Records:
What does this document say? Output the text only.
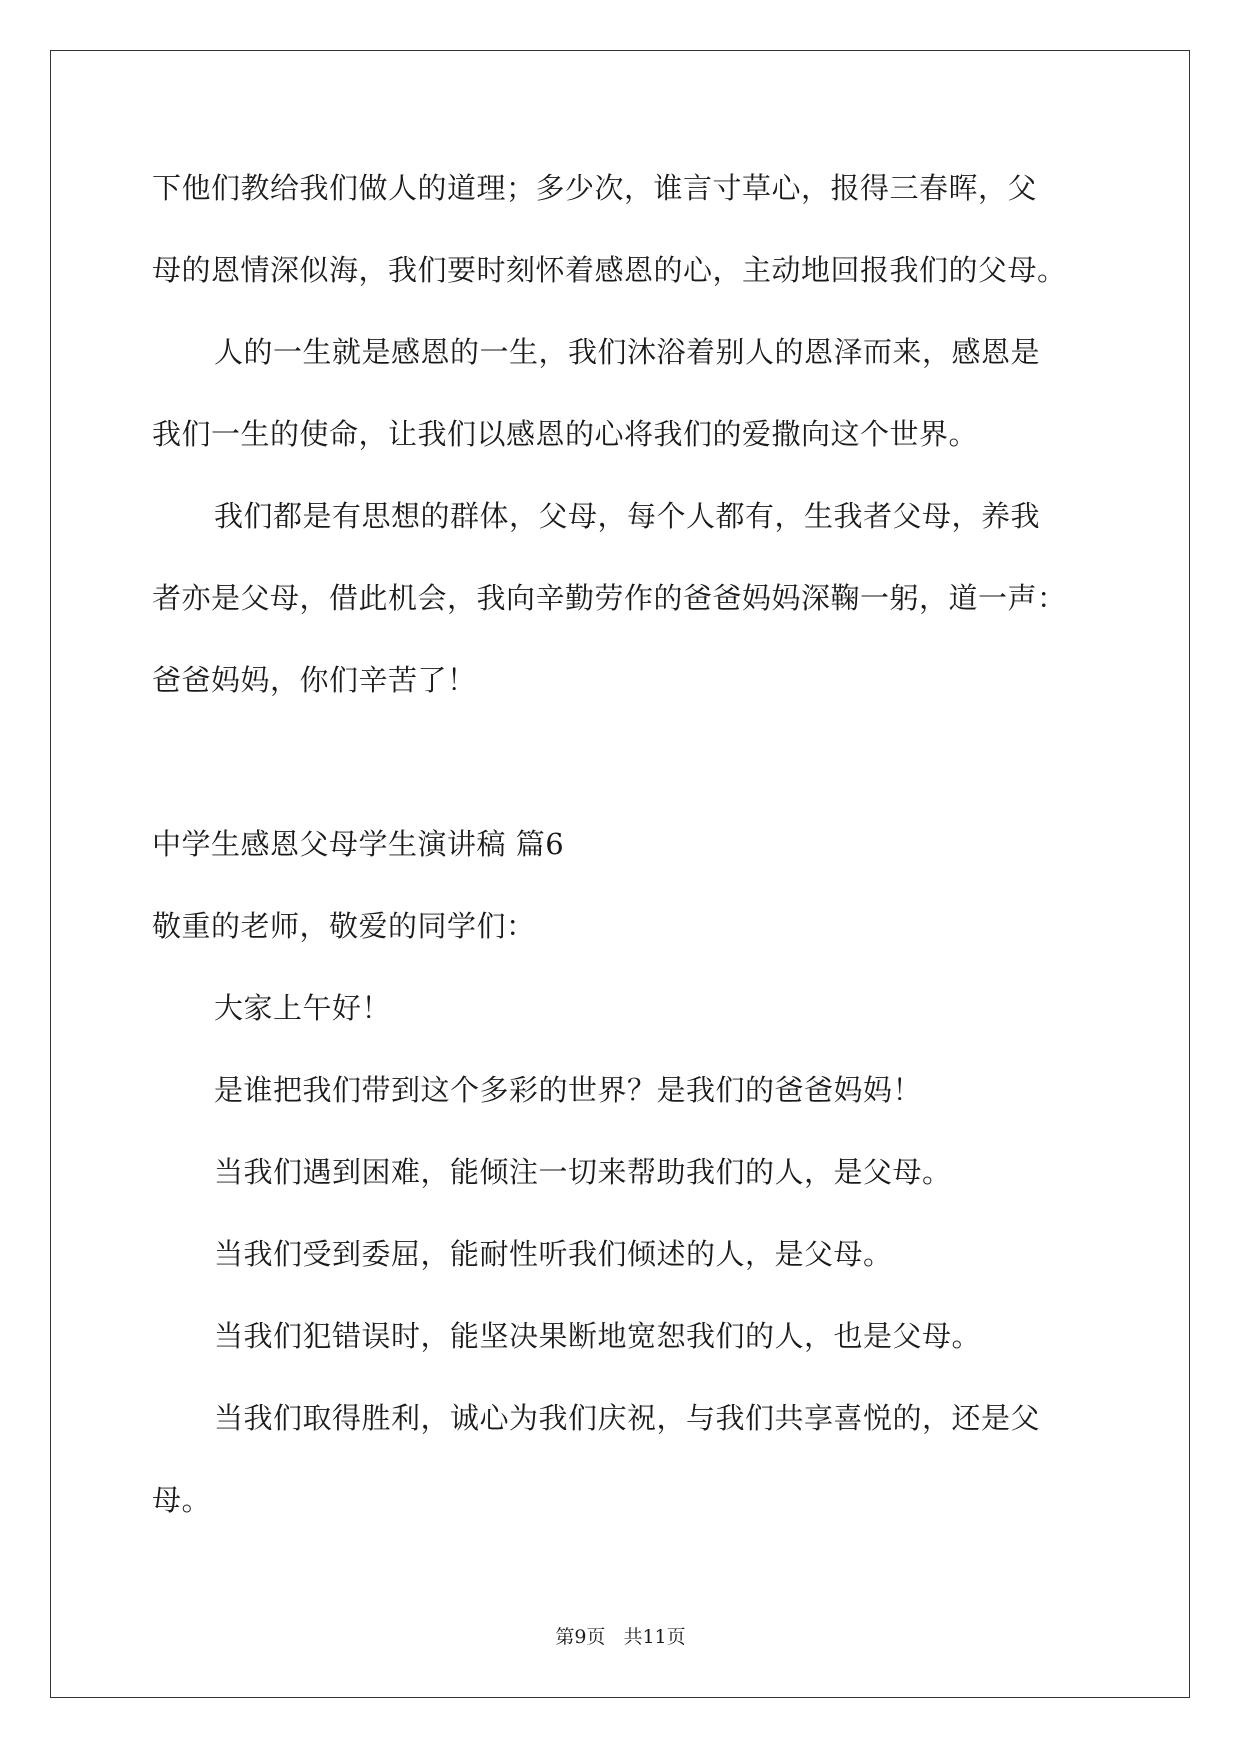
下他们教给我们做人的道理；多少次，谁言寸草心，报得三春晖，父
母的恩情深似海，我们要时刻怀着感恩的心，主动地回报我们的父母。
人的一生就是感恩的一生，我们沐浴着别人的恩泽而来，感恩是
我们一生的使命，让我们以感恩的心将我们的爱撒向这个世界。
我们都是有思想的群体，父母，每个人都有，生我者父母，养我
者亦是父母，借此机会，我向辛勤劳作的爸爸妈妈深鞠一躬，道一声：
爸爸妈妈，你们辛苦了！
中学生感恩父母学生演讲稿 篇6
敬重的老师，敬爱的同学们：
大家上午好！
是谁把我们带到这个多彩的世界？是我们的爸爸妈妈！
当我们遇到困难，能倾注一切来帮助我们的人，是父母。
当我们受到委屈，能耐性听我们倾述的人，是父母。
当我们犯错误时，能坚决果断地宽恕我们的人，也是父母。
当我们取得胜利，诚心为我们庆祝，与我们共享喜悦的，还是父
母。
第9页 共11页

* * *

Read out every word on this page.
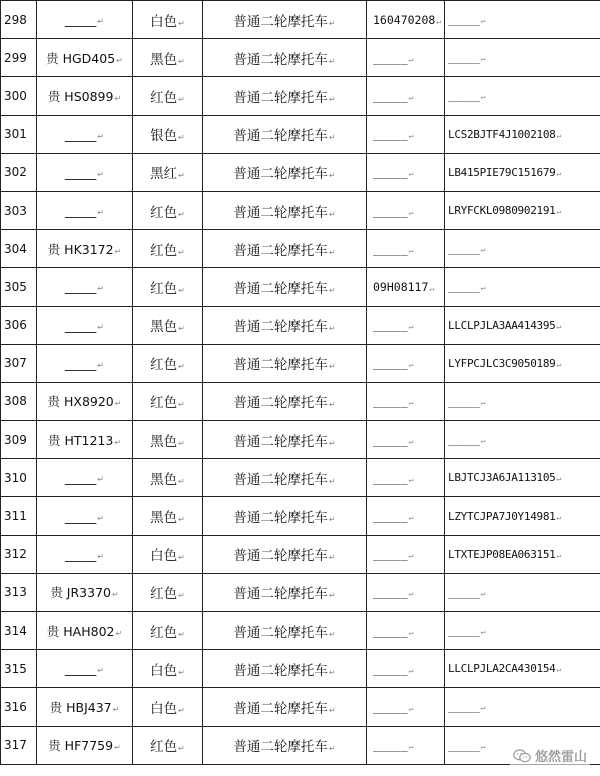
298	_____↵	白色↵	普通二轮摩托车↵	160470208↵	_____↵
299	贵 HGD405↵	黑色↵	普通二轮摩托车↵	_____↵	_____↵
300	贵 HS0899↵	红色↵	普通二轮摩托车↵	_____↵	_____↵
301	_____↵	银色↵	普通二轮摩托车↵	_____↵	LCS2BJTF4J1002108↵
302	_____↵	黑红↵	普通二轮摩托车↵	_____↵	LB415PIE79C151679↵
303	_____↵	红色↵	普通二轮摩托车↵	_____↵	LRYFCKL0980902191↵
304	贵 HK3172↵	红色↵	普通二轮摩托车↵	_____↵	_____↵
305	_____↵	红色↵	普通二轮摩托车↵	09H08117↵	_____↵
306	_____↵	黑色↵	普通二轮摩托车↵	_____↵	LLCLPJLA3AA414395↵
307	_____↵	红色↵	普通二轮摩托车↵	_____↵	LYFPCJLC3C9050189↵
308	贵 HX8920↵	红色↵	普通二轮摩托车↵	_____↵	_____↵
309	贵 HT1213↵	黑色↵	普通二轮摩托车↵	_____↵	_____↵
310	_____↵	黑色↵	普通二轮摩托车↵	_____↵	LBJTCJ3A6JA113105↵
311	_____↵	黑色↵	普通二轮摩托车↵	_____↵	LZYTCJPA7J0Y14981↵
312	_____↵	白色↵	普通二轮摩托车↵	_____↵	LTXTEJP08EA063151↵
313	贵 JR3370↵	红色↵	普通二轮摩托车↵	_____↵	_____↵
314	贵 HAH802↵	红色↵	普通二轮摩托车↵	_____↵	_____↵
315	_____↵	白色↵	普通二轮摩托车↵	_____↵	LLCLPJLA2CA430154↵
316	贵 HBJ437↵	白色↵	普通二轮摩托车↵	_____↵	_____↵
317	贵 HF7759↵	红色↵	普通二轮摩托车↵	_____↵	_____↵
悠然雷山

Direction:
Gather up every line in the data above that contains the word "this", copying each one.

Full output:
What does this document say? Output the text only.
Read out every word on this page.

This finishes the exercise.